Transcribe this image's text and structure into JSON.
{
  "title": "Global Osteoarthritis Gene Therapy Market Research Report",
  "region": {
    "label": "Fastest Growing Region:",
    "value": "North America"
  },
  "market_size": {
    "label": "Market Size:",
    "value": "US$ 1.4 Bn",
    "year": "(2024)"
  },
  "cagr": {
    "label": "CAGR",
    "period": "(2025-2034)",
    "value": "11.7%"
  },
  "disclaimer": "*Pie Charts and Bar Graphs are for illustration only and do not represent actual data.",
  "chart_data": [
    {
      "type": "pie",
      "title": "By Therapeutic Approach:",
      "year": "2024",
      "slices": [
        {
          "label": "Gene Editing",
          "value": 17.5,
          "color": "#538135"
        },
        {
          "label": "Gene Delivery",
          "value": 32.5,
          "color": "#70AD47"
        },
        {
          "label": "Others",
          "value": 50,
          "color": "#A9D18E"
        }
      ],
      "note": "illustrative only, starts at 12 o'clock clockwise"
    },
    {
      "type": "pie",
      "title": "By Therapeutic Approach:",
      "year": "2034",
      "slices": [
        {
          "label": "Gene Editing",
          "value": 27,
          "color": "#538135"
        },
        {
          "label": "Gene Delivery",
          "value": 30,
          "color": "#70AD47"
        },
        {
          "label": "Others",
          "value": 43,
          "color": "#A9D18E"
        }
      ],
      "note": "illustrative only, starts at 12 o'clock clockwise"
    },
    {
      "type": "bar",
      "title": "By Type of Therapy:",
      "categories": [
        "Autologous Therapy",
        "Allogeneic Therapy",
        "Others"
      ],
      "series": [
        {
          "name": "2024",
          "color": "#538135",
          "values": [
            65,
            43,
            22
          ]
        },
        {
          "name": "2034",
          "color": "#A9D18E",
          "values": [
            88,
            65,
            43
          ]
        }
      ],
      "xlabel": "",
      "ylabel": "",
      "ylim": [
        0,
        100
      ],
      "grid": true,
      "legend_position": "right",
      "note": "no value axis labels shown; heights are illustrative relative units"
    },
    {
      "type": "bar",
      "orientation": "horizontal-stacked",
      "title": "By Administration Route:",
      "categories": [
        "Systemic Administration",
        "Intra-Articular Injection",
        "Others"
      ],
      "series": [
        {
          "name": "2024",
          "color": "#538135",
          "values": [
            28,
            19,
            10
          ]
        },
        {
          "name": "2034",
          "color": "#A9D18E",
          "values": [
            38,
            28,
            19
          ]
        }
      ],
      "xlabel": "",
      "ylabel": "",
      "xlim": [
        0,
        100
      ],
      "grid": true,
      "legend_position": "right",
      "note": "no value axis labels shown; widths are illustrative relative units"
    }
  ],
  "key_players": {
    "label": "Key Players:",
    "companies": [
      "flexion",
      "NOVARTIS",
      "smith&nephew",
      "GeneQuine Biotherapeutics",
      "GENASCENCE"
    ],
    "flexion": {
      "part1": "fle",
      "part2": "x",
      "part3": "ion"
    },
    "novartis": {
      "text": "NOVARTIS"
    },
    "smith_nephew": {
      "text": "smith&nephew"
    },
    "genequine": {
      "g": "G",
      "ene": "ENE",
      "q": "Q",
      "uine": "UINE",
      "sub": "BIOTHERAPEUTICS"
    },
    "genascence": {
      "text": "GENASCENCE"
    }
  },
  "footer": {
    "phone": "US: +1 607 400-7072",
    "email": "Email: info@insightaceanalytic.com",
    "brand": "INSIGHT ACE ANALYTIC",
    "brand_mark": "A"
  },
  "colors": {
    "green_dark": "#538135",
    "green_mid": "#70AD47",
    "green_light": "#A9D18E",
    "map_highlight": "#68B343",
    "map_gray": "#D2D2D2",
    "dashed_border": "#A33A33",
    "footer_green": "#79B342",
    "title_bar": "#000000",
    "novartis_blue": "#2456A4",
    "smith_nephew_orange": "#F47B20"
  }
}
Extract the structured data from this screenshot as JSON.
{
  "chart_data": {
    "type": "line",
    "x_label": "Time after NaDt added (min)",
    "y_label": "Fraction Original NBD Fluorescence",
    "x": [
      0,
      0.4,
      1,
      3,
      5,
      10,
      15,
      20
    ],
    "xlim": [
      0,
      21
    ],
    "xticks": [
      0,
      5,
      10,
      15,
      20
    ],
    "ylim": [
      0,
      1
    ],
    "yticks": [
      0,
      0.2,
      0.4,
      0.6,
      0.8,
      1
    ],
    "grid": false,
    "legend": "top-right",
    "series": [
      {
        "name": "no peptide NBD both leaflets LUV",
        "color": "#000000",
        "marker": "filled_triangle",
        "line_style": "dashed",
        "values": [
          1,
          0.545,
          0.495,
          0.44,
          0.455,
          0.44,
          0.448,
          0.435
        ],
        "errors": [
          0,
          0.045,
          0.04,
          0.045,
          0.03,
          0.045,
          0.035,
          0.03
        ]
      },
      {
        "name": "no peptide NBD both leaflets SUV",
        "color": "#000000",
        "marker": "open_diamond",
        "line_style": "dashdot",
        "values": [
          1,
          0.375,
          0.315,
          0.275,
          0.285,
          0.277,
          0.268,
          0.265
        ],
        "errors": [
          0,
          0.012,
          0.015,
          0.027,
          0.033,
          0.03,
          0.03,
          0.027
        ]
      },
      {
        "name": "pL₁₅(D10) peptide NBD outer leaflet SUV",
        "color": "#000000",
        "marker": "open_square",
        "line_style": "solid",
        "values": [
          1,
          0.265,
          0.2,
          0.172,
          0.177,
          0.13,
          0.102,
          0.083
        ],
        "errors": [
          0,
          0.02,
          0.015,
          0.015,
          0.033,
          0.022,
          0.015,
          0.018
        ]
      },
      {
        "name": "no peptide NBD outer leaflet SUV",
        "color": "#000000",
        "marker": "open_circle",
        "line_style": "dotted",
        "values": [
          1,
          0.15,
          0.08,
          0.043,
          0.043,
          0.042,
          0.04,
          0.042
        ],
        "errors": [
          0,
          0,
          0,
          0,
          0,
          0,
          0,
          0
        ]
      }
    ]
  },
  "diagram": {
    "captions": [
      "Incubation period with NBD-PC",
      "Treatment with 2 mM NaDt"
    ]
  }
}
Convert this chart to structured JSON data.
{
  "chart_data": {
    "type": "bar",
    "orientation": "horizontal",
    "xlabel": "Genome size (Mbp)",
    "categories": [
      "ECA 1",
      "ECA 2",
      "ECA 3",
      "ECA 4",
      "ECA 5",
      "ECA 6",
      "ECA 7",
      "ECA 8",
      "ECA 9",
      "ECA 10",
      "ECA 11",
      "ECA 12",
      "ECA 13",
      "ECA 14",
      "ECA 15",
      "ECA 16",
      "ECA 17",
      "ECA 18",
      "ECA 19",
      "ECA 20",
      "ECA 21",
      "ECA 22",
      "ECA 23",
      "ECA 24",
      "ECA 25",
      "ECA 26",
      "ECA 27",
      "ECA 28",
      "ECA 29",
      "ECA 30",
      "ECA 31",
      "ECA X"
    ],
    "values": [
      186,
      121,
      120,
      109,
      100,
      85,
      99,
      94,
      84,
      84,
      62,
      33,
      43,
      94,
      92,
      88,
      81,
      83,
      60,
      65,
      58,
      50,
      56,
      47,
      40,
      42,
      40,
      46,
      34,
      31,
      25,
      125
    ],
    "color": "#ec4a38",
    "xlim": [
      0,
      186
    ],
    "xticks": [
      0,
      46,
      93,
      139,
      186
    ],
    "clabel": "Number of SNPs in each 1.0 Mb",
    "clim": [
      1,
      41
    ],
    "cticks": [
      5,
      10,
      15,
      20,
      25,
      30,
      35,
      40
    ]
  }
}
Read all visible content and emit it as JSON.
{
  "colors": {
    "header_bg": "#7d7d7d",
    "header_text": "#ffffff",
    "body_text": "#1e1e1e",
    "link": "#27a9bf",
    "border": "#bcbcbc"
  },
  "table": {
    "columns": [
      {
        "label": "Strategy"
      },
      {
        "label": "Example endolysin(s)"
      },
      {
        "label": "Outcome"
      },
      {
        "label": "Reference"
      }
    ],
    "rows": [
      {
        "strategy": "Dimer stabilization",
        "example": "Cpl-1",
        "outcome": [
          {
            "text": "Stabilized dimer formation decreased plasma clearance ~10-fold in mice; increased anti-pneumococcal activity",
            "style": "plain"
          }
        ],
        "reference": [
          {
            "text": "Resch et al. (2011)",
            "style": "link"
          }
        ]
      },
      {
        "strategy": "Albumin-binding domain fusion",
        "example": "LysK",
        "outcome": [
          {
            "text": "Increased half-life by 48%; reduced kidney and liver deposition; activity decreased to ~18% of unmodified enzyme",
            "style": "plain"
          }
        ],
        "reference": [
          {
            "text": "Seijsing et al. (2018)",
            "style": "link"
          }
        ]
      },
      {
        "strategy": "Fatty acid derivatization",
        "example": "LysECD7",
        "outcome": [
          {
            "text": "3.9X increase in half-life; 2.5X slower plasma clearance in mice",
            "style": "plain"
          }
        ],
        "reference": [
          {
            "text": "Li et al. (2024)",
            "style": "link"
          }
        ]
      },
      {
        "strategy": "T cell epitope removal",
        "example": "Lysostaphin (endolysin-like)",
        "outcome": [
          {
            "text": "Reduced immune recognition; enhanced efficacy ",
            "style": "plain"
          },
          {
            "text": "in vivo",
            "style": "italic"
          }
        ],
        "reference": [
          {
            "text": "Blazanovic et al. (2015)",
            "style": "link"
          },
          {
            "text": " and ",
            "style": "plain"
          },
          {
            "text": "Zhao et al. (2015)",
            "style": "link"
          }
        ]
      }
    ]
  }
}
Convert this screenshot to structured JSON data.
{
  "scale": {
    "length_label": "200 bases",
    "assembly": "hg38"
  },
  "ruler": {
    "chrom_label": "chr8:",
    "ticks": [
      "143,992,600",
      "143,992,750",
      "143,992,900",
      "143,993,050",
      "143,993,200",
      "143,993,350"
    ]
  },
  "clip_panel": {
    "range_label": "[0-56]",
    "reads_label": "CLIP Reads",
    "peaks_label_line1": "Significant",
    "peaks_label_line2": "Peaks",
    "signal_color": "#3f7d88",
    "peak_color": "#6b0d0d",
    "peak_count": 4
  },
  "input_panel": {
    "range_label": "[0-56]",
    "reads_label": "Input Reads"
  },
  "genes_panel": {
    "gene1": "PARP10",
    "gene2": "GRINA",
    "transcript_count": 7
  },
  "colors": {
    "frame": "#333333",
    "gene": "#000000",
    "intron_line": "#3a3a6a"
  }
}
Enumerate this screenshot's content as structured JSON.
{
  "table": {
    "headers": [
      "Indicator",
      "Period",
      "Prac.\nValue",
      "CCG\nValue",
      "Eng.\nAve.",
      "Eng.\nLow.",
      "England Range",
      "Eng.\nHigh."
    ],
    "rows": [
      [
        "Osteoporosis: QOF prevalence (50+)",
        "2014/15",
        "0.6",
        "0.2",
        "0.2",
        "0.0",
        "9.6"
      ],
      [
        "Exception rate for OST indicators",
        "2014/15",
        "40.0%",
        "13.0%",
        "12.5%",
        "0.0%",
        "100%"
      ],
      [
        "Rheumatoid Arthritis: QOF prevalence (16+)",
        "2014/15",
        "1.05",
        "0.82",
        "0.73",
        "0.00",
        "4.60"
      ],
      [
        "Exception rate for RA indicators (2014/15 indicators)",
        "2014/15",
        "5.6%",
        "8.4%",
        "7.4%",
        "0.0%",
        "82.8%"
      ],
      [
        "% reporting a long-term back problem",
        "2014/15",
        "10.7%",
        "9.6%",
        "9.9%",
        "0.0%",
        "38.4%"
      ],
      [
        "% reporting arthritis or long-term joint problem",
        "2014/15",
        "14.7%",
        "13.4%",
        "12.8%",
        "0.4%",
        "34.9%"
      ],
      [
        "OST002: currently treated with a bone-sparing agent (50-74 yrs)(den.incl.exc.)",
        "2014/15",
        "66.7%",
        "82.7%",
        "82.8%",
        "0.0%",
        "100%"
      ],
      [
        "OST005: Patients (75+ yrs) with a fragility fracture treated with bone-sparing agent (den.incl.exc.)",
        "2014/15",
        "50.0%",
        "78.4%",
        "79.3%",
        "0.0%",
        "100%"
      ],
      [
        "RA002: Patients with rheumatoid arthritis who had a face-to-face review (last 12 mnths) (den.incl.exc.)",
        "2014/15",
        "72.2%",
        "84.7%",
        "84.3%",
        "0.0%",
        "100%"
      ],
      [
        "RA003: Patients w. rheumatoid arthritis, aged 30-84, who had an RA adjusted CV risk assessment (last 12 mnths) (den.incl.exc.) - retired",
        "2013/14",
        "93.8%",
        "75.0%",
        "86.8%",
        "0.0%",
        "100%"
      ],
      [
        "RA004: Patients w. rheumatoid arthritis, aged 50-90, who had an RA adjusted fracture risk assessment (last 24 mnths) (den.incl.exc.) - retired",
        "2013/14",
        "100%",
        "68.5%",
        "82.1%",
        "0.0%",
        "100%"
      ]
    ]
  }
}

☆ ☆ ☆ ☆

If a line in the records above holds the string "activity", copy it.

Solved problem:
            "text": "Stabilized dimer formation decreased plasma clearance ~10-fold in mice; increased anti-pneumococcal activity",
            "text": "Increased half-life by 48%; reduced kidney and liver deposition; activity decreased to ~18% of unmodified enzyme",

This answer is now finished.